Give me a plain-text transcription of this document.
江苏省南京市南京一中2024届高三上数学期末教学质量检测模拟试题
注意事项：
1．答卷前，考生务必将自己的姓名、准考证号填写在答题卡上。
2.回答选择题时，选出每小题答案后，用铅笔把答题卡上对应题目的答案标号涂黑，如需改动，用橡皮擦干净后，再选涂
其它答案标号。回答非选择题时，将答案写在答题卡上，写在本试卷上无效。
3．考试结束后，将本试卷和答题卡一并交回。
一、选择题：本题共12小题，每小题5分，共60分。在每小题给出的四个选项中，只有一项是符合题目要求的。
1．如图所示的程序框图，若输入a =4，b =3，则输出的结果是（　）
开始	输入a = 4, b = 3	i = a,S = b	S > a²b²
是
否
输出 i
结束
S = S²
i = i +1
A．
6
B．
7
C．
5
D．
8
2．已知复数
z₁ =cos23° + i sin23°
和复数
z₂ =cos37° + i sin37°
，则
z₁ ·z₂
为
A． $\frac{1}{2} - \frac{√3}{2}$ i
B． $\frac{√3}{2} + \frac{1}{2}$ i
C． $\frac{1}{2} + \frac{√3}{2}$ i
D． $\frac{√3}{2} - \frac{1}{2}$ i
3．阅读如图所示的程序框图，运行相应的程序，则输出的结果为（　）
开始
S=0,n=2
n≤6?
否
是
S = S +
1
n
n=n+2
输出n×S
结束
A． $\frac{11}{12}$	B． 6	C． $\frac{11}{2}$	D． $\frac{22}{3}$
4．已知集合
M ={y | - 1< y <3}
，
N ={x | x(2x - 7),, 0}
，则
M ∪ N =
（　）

* * *

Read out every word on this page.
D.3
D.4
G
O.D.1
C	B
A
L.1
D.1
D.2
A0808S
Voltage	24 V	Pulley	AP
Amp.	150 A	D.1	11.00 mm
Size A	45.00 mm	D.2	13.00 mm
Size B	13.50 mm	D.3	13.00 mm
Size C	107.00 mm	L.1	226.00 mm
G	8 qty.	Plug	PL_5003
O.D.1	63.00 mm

Task
Within the listing above, copy each line that has the string "Size".

Reply
Size A	45.00 mm	D.2	13.00 mm
Size B	13.50 mm	D.3	13.00 mm
Size C	107.00 mm	L.1	226.00 mm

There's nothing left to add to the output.